▶ Supplied records
┌────────
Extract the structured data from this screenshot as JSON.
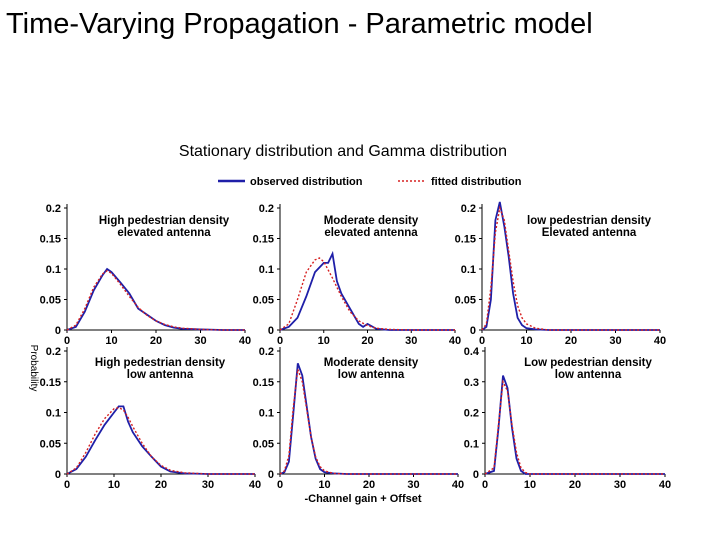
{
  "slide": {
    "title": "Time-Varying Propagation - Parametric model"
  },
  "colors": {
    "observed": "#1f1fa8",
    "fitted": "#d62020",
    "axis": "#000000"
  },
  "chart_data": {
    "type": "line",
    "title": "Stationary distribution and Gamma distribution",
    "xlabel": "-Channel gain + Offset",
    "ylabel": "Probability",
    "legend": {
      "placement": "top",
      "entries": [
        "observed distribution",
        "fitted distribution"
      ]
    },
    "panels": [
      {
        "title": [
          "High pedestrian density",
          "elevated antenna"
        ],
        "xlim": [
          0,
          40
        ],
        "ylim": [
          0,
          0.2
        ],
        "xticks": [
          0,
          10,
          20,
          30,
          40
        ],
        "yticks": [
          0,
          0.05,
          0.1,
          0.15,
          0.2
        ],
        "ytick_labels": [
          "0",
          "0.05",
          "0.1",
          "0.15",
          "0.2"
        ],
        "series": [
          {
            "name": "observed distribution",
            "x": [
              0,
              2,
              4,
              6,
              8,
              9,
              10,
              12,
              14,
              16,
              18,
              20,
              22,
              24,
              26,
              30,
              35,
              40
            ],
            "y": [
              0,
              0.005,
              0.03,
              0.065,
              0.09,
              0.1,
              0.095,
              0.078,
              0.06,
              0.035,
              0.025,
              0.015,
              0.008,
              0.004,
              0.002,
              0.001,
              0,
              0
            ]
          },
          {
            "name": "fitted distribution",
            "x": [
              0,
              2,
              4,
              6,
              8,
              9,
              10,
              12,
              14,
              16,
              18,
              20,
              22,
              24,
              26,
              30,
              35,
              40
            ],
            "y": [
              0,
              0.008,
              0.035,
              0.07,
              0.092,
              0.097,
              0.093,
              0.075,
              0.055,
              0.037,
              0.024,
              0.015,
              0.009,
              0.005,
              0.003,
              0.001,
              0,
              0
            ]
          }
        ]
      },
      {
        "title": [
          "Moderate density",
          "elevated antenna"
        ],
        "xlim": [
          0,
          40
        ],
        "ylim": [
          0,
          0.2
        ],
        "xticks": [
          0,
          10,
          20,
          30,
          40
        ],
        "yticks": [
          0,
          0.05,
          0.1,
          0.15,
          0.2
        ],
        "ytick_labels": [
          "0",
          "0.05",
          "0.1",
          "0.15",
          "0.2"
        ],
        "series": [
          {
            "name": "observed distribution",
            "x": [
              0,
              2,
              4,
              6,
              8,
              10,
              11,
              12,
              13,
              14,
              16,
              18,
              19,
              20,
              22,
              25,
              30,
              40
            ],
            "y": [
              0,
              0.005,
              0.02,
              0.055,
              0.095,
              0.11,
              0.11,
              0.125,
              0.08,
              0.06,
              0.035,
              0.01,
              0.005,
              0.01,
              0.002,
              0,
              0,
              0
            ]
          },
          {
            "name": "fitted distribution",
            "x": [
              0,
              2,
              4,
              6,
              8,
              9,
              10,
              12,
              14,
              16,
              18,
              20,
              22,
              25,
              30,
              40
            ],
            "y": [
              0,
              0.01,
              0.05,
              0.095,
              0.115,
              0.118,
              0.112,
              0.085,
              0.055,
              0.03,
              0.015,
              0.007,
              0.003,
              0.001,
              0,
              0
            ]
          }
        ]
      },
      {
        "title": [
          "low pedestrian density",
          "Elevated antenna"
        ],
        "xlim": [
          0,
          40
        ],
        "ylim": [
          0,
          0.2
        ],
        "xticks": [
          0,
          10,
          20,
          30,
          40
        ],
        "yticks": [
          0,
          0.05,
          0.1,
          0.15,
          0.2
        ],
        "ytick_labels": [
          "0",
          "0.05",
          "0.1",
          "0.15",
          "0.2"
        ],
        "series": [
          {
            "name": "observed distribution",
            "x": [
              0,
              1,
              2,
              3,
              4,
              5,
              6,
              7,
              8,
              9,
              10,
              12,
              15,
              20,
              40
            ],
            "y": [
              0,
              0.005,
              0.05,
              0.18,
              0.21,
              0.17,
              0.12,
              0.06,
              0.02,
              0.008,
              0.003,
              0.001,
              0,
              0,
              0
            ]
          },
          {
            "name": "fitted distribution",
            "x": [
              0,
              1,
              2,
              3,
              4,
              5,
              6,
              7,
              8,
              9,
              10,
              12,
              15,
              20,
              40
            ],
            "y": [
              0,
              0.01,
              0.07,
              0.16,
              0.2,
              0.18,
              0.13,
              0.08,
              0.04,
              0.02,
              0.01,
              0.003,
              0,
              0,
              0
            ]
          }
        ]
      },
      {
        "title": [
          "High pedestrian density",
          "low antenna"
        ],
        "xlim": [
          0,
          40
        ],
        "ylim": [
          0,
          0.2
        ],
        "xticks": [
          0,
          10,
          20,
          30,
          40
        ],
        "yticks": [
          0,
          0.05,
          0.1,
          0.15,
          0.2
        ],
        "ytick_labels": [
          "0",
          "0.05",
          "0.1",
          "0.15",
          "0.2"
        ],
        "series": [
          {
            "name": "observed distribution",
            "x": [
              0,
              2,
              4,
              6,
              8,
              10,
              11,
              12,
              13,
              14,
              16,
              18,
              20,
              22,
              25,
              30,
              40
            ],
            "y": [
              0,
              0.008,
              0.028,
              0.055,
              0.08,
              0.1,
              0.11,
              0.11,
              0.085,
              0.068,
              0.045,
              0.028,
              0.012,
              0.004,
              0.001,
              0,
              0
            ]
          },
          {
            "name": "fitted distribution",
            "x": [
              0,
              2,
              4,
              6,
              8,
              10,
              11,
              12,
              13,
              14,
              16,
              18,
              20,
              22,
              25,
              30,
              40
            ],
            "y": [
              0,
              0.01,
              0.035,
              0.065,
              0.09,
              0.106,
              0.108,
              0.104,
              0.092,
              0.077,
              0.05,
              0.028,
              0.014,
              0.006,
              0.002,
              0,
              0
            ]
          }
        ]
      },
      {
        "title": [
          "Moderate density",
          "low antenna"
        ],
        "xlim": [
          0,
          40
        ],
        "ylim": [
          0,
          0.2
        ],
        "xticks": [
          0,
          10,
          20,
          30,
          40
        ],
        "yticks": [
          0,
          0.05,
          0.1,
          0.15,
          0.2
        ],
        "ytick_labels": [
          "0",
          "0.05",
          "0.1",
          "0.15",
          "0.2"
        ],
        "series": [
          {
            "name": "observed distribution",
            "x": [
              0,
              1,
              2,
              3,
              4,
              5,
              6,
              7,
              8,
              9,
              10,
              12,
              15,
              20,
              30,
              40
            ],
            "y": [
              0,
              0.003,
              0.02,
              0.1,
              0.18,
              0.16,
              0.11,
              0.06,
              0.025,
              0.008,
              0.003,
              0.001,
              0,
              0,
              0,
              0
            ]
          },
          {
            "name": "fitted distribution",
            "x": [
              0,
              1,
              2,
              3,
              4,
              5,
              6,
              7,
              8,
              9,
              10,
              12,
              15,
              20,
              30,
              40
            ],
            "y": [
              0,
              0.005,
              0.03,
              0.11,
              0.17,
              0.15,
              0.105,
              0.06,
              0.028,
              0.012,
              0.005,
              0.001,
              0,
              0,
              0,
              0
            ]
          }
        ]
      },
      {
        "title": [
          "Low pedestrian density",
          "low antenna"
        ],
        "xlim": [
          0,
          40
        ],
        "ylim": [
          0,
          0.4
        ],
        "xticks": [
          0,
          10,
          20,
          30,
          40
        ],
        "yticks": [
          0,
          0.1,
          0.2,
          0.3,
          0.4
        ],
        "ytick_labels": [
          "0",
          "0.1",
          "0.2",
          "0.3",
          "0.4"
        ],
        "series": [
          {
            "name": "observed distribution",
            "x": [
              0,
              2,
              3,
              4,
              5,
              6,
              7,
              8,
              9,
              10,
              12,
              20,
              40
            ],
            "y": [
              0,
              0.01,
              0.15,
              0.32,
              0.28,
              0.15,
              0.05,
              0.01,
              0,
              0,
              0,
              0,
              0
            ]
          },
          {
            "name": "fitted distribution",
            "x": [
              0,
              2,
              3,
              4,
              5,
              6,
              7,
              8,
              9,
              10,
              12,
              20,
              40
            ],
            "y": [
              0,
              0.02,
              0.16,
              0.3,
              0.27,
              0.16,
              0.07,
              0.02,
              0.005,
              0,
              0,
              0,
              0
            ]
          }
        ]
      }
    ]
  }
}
└────────
▶ Task
Scan the data above and copy every line with "pedestrian" in it.

▶ Full output
          "High pedestrian density",
          "low pedestrian density",
          "High pedestrian density",
          "Low pedestrian density",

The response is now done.